Review the listing and copy each line that holds the word "structure".

## BEGIN Records for this task

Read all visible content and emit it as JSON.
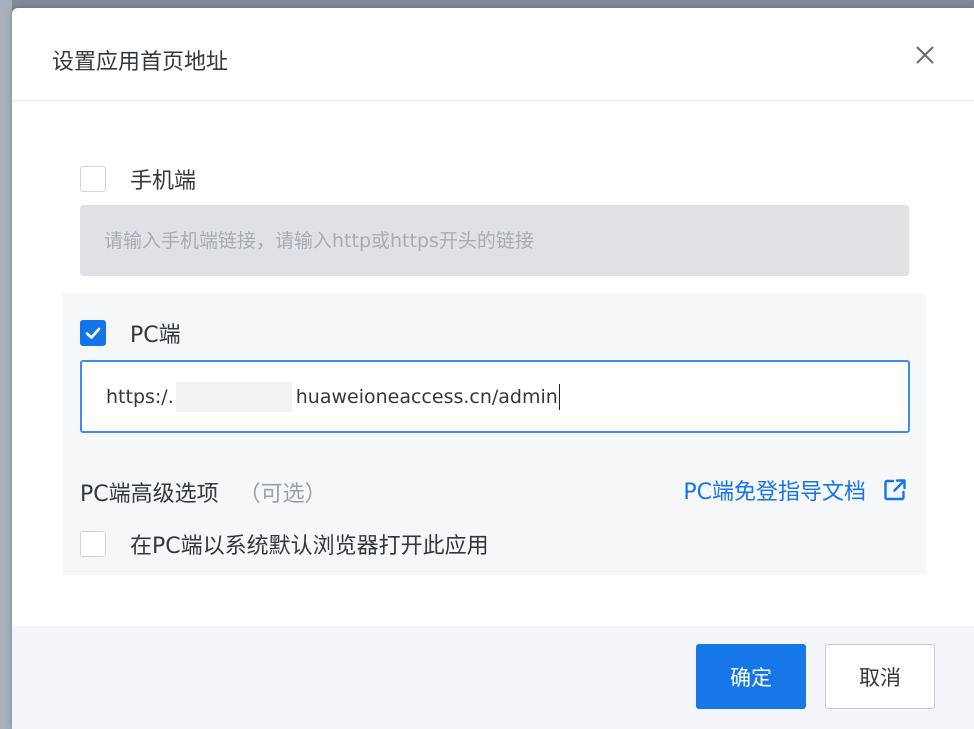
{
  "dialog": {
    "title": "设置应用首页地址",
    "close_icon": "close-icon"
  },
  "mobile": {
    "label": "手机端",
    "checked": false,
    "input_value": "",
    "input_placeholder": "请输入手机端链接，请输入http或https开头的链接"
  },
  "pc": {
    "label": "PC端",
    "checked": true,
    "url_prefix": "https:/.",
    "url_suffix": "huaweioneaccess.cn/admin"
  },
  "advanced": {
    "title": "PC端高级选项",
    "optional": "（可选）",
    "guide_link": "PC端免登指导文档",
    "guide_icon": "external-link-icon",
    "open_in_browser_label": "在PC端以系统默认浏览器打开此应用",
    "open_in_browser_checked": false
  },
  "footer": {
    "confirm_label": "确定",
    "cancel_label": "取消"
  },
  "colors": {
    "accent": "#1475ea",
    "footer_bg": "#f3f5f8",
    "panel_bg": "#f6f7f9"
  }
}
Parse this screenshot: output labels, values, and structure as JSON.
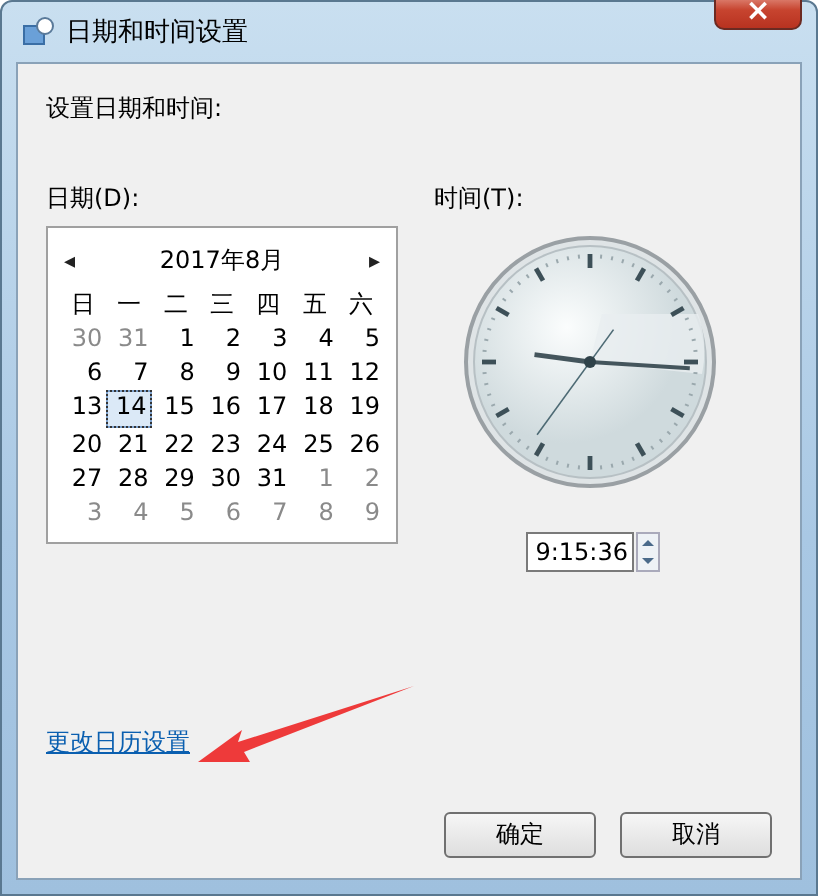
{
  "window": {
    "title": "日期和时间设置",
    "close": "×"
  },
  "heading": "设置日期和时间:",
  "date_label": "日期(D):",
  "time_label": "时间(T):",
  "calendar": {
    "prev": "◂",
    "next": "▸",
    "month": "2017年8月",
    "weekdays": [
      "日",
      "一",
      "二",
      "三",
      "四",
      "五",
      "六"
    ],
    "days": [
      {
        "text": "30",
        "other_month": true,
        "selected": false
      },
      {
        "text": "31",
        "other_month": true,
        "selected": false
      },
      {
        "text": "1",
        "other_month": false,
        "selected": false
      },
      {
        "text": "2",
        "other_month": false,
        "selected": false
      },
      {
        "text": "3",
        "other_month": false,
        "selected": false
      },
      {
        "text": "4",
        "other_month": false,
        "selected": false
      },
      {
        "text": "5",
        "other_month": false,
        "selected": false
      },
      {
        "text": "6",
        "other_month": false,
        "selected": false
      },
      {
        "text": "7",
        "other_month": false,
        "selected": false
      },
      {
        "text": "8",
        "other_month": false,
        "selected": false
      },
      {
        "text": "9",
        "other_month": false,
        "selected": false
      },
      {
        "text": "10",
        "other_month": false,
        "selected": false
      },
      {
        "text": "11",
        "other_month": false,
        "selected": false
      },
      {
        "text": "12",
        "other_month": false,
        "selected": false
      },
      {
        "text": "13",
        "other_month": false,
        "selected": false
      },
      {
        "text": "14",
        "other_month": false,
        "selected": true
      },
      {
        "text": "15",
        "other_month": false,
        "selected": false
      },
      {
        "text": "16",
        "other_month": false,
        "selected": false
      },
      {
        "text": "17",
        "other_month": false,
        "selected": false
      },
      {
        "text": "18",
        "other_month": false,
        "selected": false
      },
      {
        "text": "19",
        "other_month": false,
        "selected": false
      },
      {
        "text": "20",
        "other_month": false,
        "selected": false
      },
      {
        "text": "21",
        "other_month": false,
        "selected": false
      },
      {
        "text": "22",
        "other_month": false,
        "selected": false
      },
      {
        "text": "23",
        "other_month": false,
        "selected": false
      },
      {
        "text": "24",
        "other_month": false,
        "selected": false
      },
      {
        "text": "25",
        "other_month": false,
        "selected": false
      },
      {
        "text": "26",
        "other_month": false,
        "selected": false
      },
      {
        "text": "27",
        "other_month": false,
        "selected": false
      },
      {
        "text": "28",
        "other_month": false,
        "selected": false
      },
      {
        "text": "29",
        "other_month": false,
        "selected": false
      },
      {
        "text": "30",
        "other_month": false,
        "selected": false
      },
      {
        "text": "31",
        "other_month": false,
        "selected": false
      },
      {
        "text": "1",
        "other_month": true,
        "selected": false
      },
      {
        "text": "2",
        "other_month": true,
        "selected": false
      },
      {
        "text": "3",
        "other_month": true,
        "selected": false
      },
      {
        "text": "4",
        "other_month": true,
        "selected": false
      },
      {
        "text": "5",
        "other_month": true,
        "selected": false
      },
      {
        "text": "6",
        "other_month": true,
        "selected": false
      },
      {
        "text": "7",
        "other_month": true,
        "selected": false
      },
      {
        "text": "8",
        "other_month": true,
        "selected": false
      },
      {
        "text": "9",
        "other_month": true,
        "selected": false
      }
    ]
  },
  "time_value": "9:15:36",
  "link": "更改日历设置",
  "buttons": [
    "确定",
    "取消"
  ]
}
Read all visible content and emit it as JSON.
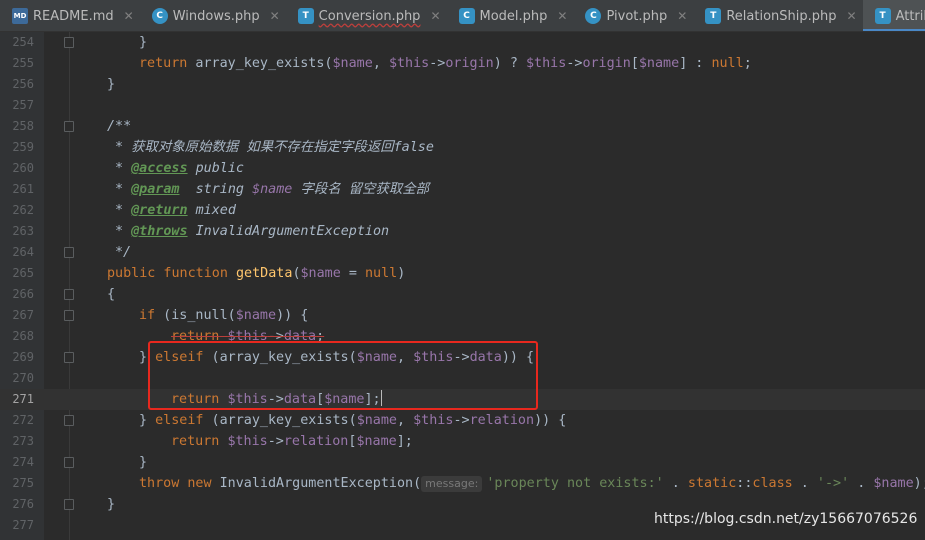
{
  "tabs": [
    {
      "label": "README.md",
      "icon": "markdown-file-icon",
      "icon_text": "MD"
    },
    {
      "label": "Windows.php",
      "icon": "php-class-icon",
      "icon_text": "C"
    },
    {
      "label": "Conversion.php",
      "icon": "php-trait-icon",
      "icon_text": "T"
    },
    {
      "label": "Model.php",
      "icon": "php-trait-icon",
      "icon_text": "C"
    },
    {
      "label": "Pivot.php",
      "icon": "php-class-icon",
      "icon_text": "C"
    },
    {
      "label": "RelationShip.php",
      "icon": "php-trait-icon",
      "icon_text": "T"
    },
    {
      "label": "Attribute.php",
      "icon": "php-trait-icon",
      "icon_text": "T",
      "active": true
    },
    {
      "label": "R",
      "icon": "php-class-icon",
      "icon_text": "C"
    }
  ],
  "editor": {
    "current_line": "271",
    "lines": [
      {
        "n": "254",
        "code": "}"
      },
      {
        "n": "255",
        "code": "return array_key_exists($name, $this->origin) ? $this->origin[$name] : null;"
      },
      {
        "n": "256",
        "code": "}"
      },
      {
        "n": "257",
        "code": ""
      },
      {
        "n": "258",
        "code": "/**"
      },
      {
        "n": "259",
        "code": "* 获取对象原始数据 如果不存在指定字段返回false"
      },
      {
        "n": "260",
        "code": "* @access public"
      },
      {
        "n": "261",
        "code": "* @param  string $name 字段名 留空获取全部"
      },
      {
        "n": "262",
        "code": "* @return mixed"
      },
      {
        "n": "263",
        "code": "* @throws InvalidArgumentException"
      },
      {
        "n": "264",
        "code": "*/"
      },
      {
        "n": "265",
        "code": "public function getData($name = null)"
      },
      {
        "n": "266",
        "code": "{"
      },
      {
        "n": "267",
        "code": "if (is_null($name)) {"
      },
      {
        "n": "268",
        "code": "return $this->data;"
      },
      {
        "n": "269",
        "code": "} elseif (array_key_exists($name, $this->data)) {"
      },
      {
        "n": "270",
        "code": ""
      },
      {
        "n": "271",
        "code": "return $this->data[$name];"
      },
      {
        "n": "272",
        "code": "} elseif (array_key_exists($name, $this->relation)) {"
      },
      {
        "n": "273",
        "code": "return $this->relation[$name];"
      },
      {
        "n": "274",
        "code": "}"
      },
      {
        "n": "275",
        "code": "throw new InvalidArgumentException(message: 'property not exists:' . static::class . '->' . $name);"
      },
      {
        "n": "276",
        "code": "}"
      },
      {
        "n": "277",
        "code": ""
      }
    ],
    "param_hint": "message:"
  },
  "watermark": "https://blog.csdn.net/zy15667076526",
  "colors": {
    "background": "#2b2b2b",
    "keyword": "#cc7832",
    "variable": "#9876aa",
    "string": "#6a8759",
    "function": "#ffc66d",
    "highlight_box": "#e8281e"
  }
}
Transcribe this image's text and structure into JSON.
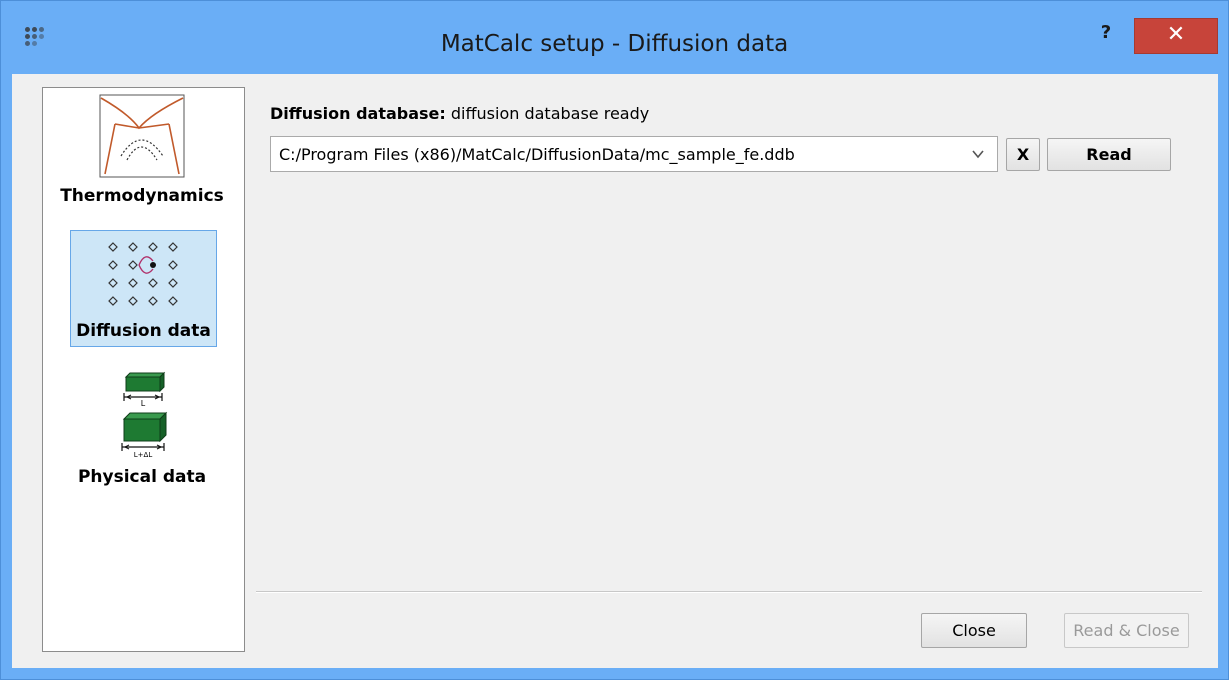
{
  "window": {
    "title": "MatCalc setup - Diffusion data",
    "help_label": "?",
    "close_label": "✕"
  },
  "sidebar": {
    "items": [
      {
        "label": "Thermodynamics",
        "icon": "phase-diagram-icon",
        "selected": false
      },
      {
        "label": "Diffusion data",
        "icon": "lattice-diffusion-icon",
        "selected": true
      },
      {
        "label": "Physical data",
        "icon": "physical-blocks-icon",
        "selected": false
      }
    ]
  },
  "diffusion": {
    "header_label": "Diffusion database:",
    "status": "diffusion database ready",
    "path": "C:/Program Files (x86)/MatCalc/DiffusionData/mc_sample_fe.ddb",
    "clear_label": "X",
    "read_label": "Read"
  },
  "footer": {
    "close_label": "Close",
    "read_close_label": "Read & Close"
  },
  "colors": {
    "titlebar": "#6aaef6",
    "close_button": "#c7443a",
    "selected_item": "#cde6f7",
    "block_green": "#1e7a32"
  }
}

## END Records for this task

Result of the task:
Parse this screenshot: output labels, values, and structure as JSON.
Transcribe this image's text and structure into JSON.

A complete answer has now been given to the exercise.